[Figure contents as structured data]

+--

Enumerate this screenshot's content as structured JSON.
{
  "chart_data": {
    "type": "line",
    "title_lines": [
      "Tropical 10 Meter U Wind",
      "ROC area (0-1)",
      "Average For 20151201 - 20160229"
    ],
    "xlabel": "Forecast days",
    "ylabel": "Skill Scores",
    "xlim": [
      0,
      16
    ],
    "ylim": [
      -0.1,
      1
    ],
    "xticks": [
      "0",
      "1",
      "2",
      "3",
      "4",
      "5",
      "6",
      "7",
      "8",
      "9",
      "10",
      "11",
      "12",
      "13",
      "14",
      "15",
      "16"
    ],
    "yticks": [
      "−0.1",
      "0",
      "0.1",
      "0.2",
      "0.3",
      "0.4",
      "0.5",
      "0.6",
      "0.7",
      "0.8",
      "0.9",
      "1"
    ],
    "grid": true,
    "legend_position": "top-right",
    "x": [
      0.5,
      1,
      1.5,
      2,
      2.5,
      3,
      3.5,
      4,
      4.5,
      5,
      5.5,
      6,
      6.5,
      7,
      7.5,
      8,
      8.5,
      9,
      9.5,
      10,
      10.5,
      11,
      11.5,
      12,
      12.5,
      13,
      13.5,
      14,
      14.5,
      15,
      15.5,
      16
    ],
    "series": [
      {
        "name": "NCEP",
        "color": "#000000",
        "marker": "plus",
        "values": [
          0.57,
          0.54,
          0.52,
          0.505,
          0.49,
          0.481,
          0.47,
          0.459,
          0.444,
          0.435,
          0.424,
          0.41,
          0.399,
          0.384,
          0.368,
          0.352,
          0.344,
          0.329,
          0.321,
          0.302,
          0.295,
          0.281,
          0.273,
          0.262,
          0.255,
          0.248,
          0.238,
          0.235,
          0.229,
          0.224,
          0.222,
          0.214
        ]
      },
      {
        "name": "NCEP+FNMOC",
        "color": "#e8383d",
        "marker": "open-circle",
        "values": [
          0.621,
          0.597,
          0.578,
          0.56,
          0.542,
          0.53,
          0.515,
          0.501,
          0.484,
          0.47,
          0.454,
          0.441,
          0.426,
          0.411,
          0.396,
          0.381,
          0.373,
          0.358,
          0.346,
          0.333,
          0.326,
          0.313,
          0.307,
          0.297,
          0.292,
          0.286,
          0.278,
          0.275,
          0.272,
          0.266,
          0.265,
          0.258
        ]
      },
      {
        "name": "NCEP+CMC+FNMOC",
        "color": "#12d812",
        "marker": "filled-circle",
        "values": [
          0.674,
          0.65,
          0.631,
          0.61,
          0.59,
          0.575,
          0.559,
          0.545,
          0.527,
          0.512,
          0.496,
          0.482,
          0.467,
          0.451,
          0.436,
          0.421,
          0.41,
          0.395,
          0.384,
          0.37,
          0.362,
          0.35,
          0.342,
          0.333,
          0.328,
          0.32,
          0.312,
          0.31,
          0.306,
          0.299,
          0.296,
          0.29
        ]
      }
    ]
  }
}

+--

§ Stated task
Spot every line that holds "NCEP" and copy it.

§ Response to this task
        "name": "NCEP",
        "name": "NCEP+FNMOC",
        "name": "NCEP+CMC+FNMOC",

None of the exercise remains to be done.